YOUR OBJECTIVE: Quote the entries that follow exactly, leaving none out.
◇ ◇ ◇ ◇ ◇ ◇ ◇
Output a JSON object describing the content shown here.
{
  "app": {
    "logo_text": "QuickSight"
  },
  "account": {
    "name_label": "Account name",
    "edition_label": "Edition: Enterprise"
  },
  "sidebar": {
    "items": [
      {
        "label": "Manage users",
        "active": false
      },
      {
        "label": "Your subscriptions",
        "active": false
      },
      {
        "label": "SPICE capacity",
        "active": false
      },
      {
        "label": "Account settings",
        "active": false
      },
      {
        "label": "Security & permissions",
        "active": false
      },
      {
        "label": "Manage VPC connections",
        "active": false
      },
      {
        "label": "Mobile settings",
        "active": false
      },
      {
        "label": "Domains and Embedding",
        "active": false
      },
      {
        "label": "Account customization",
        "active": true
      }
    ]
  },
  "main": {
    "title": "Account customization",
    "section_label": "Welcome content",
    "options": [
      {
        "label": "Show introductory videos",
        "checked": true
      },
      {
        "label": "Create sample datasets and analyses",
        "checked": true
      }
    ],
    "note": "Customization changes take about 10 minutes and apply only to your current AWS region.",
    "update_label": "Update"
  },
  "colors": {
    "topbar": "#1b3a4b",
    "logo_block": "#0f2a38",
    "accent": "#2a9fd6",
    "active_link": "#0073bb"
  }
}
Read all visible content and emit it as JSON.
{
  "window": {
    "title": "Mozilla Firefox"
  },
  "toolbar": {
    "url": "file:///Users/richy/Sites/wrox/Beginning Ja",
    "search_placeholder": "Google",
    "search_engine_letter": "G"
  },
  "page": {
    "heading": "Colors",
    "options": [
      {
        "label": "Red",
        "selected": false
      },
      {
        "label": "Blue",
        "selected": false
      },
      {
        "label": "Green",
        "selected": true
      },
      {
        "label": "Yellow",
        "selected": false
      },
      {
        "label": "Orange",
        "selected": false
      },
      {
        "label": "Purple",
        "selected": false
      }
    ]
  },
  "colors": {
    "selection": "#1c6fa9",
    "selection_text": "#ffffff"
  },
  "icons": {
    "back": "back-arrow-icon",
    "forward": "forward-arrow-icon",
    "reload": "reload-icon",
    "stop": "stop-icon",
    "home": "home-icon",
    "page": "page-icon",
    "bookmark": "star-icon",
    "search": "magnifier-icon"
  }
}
◇ ◇ ◇ ◇ ◇ ◇ ◇
RESPONSE:
Output a JSON object describing the content shown here.
{
  "app": {
    "logo_text": "QuickSight"
  },
  "account": {
    "name_label": "Account name",
    "edition_label": "Edition: Enterprise"
  },
  "sidebar": {
    "items": [
      {
        "label": "Manage users",
        "active": false
      },
      {
        "label": "Your subscriptions",
        "active": false
      },
      {
        "label": "SPICE capacity",
        "active": false
      },
      {
        "label": "Account settings",
        "active": false
      },
      {
        "label": "Security & permissions",
        "active": false
      },
      {
        "label": "Manage VPC connections",
        "active": false
      },
      {
        "label": "Mobile settings",
        "active": false
      },
      {
        "label": "Domains and Embedding",
        "active": false
      },
      {
        "label": "Account customization",
        "active": true
      }
    ]
  },
  "main": {
    "title": "Account customization",
    "section_label": "Welcome content",
    "options": [
      {
        "label": "Show introductory videos",
        "checked": true
      },
      {
        "label": "Create sample datasets and analyses",
        "checked": true
      }
    ],
    "note": "Customization changes take about 10 minutes and apply only to your current AWS region.",
    "update_label": "Update"
  },
  "colors": {
    "topbar": "#1b3a4b",
    "logo_block": "#0f2a38",
    "accent": "#2a9fd6",
    "active_link": "#0073bb"
  }
}
Read all visible content and emit it as JSON.
{
  "window": {
    "title": "Mozilla Firefox"
  },
  "toolbar": {
    "url": "file:///Users/richy/Sites/wrox/Beginning Ja",
    "search_placeholder": "Google",
    "search_engine_letter": "G"
  },
  "page": {
    "heading": "Colors",
    "options": [
      {
        "label": "Red",
        "selected": false
      },
      {
        "label": "Blue",
        "selected": false
      },
      {
        "label": "Green",
        "selected": true
      },
      {
        "label": "Yellow",
        "selected": false
      },
      {
        "label": "Orange",
        "selected": false
      },
      {
        "label": "Purple",
        "selected": false
      }
    ]
  },
  "colors": {
    "selection": "#1c6fa9",
    "selection_text": "#ffffff"
  },
  "icons": {
    "back": "back-arrow-icon",
    "forward": "forward-arrow-icon",
    "reload": "reload-icon",
    "stop": "stop-icon",
    "home": "home-icon",
    "page": "page-icon",
    "bookmark": "star-icon",
    "search": "magnifier-icon"
  }
}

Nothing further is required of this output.